> [SET EXERCISE] Look for the word "object" in each line and report the count of matching lines, with nothing added.

> [RECORDED INFORMATION]
====
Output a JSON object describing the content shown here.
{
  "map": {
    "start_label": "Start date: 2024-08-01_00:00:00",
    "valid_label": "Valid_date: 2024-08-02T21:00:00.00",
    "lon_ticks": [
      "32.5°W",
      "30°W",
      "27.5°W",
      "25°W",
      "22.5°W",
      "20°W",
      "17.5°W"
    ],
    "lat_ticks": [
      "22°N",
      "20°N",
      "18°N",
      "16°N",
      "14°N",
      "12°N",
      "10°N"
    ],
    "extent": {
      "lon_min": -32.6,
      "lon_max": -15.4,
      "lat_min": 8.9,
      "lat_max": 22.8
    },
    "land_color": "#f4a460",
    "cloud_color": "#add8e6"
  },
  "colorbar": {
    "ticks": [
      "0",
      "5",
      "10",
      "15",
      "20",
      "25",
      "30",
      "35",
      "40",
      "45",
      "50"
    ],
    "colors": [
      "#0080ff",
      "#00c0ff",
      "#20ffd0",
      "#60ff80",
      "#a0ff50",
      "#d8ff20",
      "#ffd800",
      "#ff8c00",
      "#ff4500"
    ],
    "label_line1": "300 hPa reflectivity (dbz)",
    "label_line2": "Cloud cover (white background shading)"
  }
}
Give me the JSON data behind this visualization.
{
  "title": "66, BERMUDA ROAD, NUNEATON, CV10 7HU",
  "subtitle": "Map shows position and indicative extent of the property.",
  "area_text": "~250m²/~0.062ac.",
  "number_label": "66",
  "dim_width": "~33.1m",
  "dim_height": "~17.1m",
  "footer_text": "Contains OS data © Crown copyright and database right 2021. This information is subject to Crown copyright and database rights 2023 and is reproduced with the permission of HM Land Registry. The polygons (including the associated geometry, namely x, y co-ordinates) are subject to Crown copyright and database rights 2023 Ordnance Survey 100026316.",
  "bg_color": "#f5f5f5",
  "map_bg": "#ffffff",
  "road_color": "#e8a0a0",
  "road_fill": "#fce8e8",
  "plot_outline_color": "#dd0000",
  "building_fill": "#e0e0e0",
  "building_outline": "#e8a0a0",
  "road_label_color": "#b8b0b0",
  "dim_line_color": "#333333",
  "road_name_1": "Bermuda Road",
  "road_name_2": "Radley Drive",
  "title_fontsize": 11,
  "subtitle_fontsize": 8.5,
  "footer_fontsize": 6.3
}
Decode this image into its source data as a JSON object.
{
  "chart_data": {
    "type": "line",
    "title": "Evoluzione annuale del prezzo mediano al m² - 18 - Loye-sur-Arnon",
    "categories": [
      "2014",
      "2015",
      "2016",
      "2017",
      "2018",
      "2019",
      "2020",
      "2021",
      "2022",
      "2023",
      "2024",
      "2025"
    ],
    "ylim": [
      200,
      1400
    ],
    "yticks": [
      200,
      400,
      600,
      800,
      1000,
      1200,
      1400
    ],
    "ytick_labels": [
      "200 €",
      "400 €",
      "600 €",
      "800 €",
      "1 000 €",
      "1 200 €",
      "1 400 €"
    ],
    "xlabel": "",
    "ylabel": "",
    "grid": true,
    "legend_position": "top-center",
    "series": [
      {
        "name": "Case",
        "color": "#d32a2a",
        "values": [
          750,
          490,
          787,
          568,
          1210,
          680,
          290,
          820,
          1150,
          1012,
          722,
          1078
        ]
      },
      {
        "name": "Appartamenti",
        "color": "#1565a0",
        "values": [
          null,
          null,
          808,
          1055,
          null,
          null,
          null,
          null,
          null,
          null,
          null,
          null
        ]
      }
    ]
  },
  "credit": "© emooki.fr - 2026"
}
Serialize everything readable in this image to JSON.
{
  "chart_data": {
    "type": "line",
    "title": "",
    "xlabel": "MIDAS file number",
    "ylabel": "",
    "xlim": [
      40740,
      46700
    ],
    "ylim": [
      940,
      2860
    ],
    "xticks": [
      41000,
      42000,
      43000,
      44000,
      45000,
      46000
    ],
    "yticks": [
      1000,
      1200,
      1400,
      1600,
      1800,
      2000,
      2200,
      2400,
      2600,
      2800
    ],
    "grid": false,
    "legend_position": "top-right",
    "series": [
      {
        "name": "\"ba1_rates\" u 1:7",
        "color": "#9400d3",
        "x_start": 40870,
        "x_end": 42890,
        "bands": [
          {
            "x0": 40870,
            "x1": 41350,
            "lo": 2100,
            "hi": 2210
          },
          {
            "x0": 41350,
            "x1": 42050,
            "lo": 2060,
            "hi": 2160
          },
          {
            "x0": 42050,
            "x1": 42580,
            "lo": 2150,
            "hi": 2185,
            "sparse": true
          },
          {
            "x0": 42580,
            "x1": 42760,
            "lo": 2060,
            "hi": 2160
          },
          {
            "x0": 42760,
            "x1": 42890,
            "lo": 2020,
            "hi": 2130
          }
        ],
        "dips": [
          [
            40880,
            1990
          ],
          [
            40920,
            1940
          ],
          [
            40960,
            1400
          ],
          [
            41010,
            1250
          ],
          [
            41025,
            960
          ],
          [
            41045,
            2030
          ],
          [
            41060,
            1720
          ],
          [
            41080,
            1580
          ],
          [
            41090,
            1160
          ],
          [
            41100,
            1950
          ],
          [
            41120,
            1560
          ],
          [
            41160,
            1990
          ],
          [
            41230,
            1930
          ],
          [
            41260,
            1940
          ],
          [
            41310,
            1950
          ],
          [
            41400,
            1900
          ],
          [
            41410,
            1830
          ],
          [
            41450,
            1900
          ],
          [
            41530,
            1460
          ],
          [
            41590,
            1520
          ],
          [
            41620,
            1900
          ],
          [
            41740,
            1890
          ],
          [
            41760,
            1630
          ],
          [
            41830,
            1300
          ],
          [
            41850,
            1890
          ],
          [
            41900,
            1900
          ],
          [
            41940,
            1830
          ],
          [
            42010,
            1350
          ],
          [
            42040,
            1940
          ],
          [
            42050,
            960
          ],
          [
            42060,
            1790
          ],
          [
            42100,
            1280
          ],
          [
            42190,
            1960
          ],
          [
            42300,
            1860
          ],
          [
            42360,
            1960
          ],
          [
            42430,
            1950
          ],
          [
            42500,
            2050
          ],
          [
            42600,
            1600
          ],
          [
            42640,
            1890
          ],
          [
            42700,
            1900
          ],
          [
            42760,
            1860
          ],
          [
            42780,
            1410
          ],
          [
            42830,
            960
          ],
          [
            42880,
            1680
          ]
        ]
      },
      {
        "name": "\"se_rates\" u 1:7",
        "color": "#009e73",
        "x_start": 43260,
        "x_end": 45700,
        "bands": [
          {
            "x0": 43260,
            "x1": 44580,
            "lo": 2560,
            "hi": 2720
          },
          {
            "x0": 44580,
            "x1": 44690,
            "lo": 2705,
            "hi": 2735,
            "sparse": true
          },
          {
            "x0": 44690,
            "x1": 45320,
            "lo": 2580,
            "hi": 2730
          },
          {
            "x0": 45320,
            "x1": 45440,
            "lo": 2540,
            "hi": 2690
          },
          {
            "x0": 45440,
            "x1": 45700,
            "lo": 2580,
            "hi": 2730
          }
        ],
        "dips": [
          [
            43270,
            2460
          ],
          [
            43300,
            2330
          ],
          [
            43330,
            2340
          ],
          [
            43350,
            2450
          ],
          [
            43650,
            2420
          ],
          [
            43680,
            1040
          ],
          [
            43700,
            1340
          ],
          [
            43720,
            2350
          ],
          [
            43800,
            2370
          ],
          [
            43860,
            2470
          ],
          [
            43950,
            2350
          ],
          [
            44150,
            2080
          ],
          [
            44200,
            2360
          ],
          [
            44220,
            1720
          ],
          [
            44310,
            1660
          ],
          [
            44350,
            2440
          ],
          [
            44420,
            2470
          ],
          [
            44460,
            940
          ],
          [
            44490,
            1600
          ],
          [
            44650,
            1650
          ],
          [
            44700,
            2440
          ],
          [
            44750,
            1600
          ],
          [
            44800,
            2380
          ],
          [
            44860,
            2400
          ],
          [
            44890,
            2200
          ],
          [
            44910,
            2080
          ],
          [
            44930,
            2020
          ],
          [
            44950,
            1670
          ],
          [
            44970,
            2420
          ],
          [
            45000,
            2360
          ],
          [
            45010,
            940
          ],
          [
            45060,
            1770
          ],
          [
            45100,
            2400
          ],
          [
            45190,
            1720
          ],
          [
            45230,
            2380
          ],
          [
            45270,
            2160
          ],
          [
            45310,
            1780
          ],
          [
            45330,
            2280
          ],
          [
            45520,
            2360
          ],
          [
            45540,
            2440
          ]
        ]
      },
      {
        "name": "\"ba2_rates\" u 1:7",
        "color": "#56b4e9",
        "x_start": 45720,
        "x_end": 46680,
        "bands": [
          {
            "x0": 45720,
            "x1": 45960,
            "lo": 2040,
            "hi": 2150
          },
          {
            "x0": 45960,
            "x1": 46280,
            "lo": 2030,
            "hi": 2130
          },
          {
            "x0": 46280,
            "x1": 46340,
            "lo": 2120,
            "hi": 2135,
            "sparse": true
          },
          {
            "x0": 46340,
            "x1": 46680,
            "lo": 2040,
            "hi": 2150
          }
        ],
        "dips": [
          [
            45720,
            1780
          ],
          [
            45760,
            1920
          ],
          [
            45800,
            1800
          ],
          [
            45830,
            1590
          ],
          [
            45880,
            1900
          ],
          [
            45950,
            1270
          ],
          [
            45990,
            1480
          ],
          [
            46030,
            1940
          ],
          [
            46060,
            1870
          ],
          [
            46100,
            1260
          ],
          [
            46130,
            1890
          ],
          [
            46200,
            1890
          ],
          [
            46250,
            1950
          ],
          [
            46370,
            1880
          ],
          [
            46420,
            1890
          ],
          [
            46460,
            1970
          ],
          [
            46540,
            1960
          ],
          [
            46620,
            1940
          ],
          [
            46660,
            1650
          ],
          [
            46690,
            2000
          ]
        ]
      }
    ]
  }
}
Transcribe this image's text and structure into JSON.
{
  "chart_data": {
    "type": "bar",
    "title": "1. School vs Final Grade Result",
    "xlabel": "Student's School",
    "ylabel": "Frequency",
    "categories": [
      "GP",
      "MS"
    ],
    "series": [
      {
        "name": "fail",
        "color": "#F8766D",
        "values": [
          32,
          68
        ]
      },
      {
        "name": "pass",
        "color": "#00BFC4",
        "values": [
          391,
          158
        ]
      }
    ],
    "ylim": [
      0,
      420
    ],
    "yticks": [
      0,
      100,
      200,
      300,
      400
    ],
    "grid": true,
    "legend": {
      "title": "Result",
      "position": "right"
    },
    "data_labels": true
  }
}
====
> [ANSWER FOR THE TASK] 2